Return every record below exactly as written, but leave out the pictures.

····················

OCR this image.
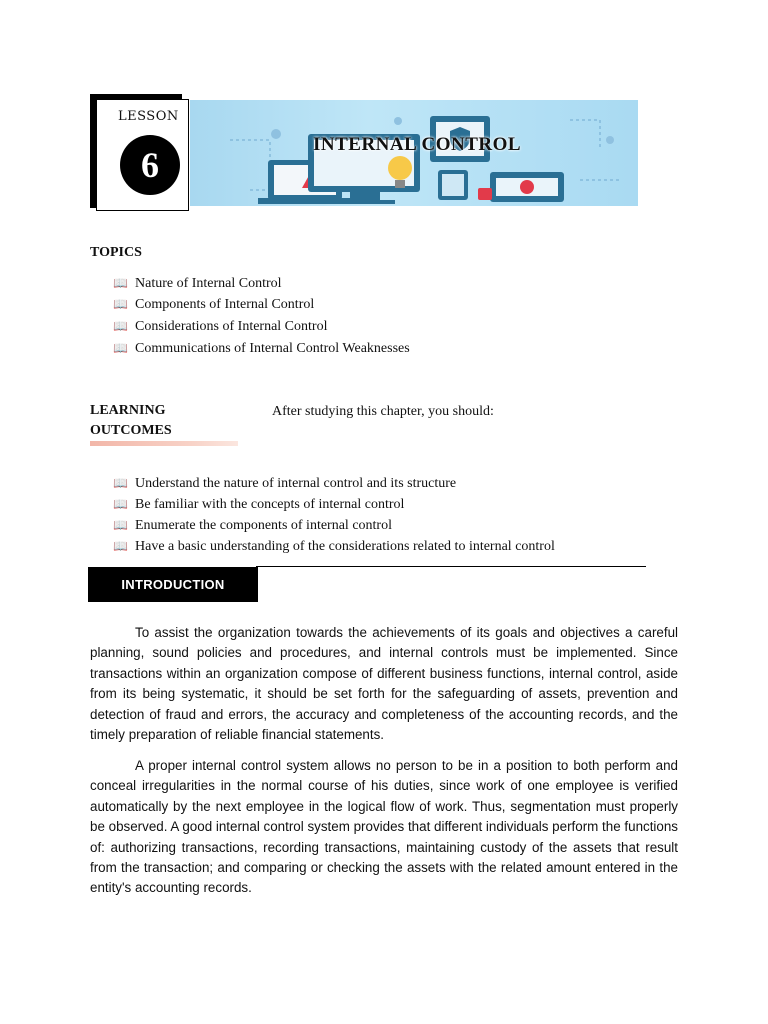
LESSON
6
INTERNAL CONTROL
TOPICS
📖 Nature of Internal Control
📖 Components of Internal Control
📖 Considerations of Internal Control
📖 Communications of Internal Control Weaknesses
LEARNING
OUTCOMES
After studying this chapter, you should:
📖 Understand the nature of internal control and its structure
📖 Be familiar with the concepts of internal control
📖 Enumerate the components of internal control
📖 Have a basic understanding of the considerations related to internal control
INTRODUCTION
To assist the organization towards the achievements of its goals and objectives a careful planning, sound policies and procedures, and internal controls must be implemented. Since transactions within an organization compose of different business functions, internal control, aside from its being systematic, it should be set forth for the safeguarding of assets, prevention and detection of fraud and errors, the accuracy and completeness of the accounting records, and the timely preparation of reliable financial statements.
A proper internal control system allows no person to be in a position to both perform and conceal irregularities in the normal course of his duties, since work of one employee is verified automatically by the next employee in the logical flow of work. Thus, segmentation must properly be observed. A good internal control system provides that different individuals perform the functions of: authorizing transactions, recording transactions, maintaining custody of the assets that result from the transaction; and comparing or checking the assets with the related amount entered in the entity's accounting records.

····················

__Solution to this exercise__.
OCR this image.
LESSON
6
INTERNAL CONTROL
TOPICS
📖 Nature of Internal Control
📖 Components of Internal Control
📖 Considerations of Internal Control
📖 Communications of Internal Control Weaknesses
LEARNING
OUTCOMES
After studying this chapter, you should:
📖 Understand the nature of internal control and its structure
📖 Be familiar with the concepts of internal control
📖 Enumerate the components of internal control
📖 Have a basic understanding of the considerations related to internal control
INTRODUCTION
To assist the organization towards the achievements of its goals and objectives a careful planning, sound policies and procedures, and internal controls must be implemented. Since transactions within an organization compose of different business functions, internal control, aside from its being systematic, it should be set forth for the safeguarding of assets, prevention and detection of fraud and errors, the accuracy and completeness of the accounting records, and the timely preparation of reliable financial statements.
A proper internal control system allows no person to be in a position to both perform and conceal irregularities in the normal course of his duties, since work of one employee is verified automatically by the next employee in the logical flow of work. Thus, segmentation must properly be observed. A good internal control system provides that different individuals perform the functions of: authorizing transactions, recording transactions, maintaining custody of the assets that result from the transaction; and comparing or checking the assets with the related amount entered in the entity's accounting records.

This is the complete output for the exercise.